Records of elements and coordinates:
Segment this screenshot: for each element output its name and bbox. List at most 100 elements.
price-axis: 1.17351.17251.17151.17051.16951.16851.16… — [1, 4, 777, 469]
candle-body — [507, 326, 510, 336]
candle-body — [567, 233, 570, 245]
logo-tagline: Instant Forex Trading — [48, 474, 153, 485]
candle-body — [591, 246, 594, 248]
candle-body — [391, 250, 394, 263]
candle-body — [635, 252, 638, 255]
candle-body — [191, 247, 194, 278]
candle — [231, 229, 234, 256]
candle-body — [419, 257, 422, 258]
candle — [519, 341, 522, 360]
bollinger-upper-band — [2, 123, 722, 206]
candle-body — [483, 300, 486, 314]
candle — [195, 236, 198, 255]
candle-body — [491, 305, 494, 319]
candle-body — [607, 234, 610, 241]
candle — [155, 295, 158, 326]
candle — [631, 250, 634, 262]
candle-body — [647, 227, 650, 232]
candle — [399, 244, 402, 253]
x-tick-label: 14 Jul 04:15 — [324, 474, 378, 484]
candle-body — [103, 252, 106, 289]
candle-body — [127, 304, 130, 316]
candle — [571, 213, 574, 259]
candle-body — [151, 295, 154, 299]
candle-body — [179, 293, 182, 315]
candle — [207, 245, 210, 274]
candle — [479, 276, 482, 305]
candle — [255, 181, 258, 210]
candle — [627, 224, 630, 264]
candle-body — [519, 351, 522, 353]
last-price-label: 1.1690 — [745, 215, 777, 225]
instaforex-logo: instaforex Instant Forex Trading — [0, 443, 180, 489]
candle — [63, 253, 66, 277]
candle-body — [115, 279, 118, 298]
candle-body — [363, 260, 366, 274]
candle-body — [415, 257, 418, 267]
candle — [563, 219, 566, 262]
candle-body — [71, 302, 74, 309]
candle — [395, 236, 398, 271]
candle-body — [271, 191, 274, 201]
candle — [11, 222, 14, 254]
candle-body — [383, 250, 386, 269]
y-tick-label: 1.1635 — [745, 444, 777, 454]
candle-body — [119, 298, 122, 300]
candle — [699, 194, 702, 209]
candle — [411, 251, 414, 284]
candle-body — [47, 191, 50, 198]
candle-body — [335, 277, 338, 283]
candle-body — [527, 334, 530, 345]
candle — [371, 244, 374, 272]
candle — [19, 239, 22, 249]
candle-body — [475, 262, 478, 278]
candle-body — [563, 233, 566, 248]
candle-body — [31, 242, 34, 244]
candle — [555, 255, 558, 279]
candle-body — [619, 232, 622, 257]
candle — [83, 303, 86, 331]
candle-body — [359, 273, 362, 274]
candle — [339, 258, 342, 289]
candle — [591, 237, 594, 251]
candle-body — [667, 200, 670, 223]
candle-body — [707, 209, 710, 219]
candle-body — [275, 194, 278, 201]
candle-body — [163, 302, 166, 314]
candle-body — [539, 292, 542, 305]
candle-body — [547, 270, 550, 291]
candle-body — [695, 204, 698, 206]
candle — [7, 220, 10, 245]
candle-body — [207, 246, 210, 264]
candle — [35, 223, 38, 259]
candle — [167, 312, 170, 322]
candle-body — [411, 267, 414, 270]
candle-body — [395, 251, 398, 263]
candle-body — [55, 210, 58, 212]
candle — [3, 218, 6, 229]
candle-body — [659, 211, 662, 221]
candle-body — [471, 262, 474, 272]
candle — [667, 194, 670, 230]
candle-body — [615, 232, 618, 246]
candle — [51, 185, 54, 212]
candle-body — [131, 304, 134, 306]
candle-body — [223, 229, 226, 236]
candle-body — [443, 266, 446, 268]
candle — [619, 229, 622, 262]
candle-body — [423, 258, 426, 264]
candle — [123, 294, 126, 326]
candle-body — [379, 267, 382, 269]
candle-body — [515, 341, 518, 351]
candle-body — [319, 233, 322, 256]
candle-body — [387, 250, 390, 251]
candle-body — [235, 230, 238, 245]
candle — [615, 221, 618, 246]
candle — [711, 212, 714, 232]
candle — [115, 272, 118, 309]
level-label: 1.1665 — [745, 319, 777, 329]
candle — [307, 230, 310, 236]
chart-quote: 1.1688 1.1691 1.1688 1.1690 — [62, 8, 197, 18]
--
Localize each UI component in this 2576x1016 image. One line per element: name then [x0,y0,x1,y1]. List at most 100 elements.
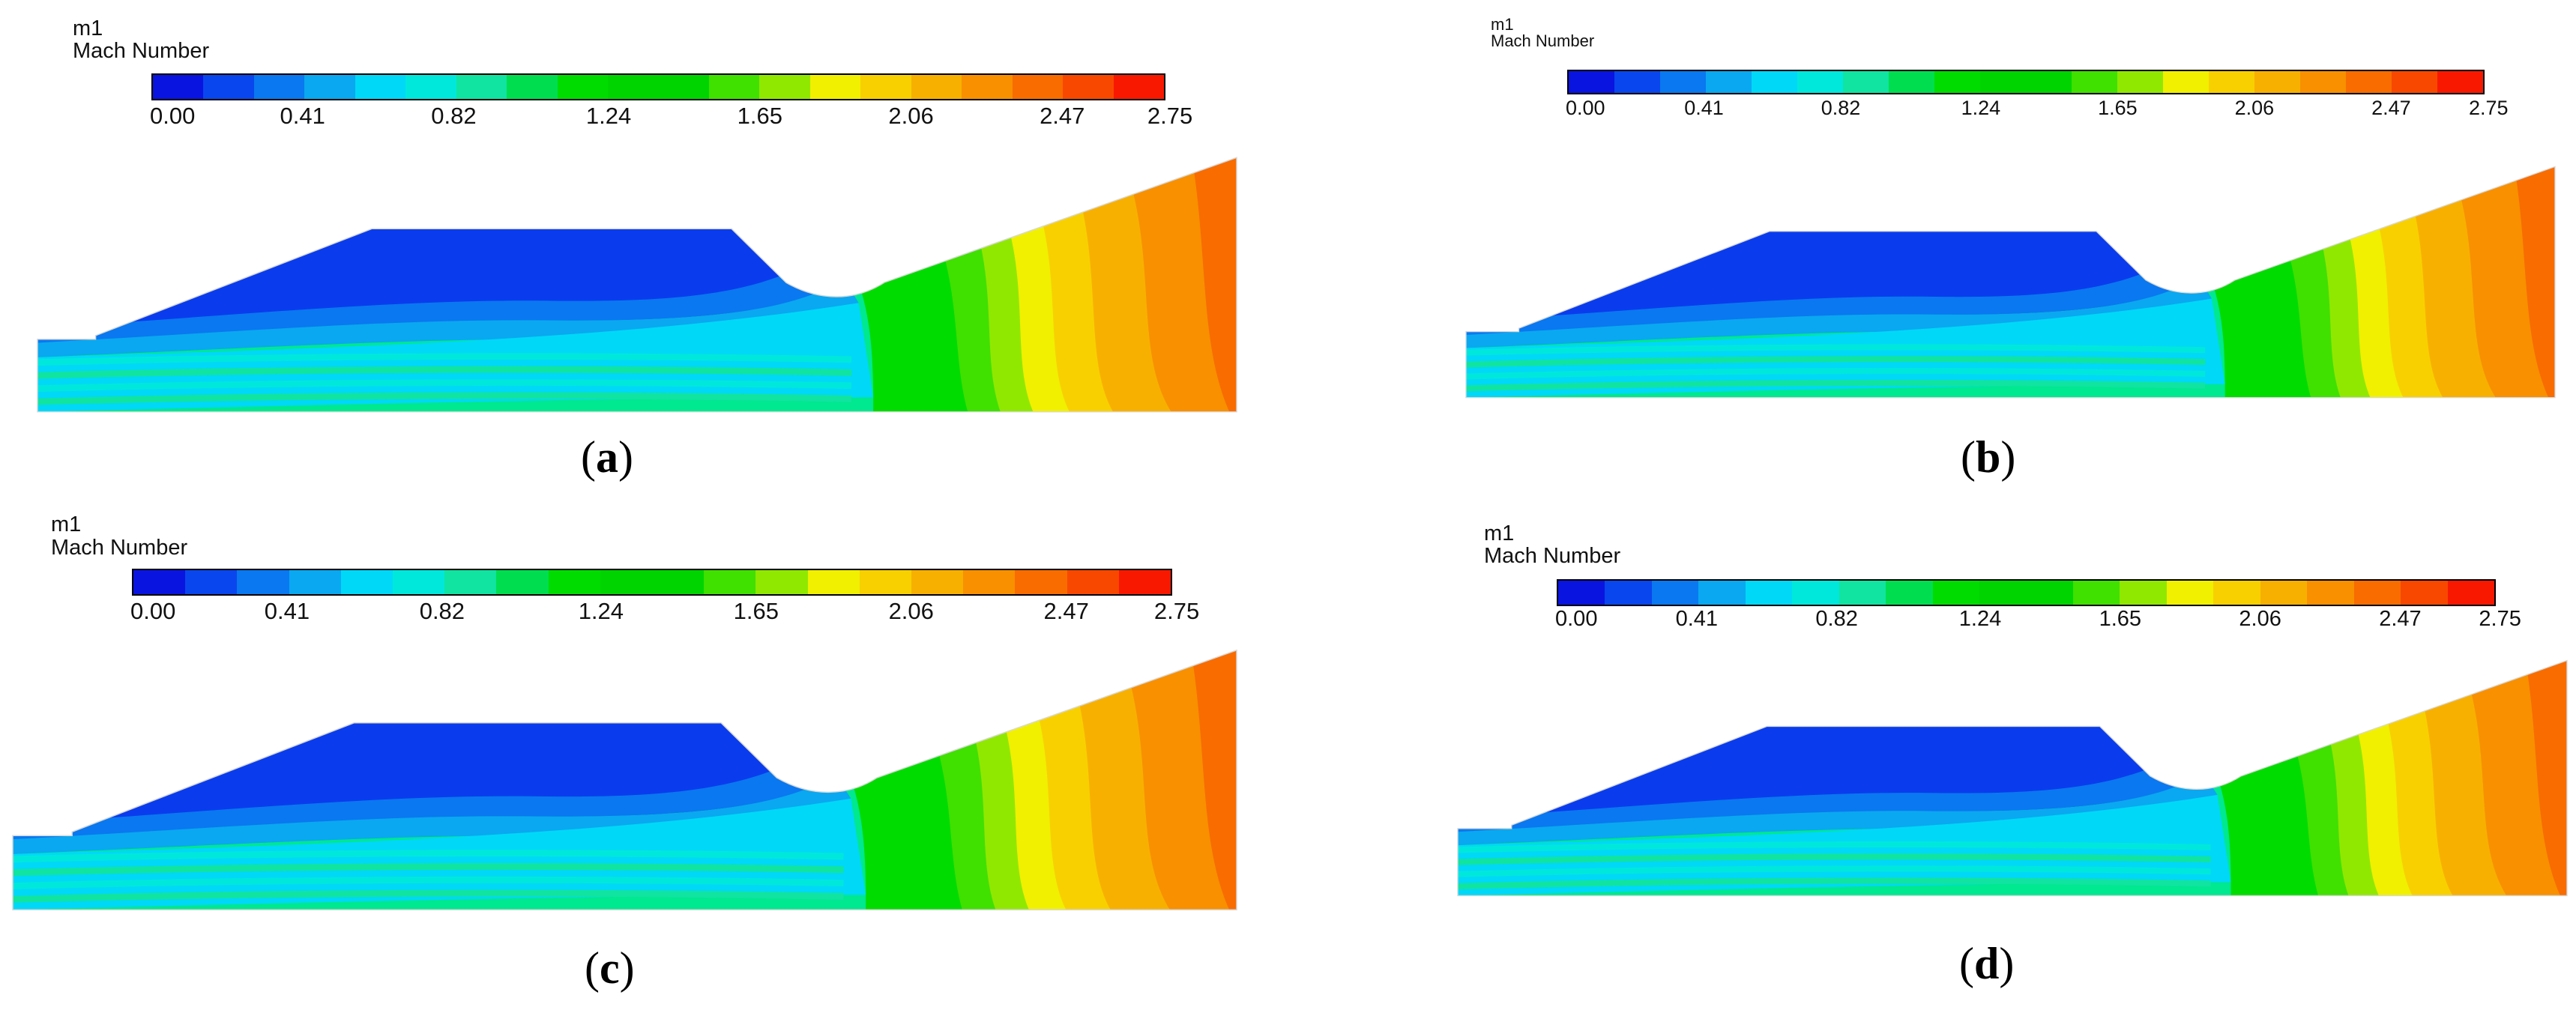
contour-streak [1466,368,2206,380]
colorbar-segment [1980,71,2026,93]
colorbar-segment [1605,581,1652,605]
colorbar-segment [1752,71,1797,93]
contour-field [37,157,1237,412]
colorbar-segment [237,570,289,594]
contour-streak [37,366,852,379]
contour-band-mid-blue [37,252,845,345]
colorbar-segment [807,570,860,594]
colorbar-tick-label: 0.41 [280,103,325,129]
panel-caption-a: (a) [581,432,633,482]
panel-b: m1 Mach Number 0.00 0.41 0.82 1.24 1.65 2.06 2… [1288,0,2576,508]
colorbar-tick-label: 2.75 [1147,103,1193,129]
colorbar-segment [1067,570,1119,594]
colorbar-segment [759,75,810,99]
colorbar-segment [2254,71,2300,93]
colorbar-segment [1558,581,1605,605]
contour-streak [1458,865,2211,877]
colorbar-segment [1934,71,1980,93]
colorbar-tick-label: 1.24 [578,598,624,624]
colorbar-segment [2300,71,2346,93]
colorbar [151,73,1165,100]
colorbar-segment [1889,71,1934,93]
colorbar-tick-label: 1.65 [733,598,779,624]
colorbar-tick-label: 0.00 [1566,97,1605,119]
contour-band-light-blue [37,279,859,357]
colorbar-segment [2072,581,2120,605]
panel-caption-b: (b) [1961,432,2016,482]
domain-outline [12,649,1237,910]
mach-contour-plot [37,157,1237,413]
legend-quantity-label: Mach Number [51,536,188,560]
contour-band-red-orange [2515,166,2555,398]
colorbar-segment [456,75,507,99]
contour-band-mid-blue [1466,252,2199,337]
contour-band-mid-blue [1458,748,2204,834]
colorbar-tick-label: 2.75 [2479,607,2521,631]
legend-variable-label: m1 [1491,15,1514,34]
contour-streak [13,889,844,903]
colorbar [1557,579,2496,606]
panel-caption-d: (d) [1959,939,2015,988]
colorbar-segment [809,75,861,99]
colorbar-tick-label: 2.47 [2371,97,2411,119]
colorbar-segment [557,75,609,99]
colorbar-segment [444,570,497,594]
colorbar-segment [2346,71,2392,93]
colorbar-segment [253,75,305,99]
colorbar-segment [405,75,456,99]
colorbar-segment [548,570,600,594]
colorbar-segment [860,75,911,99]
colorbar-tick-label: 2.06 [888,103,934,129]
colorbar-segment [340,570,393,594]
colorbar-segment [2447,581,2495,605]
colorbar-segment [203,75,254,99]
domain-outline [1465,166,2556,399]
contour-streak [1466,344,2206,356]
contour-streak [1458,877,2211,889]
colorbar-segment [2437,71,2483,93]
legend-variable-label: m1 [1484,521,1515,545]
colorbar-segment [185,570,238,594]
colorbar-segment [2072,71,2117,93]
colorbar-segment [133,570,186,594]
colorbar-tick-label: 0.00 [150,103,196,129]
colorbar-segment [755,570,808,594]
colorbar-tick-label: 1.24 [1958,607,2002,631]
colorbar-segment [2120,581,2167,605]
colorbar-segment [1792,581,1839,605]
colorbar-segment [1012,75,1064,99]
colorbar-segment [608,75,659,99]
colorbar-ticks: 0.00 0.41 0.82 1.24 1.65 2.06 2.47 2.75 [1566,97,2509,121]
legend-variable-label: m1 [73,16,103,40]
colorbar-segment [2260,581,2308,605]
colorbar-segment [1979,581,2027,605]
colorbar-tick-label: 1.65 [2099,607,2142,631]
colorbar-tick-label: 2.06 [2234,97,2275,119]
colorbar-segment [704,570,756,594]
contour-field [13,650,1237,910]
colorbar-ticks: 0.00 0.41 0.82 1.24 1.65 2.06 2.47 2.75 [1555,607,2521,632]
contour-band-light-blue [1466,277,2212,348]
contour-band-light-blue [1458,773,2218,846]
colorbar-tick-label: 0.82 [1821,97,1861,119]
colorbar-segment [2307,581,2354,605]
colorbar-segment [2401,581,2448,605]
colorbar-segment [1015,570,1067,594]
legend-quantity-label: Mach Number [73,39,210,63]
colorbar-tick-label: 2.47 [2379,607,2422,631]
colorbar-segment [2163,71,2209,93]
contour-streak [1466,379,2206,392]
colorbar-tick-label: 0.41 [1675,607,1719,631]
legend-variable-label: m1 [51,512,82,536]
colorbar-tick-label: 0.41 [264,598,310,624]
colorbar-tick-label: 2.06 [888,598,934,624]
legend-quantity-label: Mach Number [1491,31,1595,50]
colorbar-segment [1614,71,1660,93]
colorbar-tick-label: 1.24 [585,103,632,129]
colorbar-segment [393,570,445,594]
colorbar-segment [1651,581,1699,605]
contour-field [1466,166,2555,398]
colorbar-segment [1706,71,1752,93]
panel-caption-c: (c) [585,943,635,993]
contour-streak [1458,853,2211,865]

Set problem —
Express the lines from the one containing "Segment this screenshot: for" through the one containing "candle-body — [567, 233, 570, 245]", both included, as a JSON list of strings with one string per line and blank lines omitted.

Solution for this task —
[
  "Segment this screenshot: for each element output its name and bbox. List at most 100 elements.",
  "price-axis: 1.17351.17251.17151.17051.16951.16851.16… — [1, 4, 777, 469]",
  "candle-body — [507, 326, 510, 336]",
  "candle-body — [567, 233, 570, 245]"
]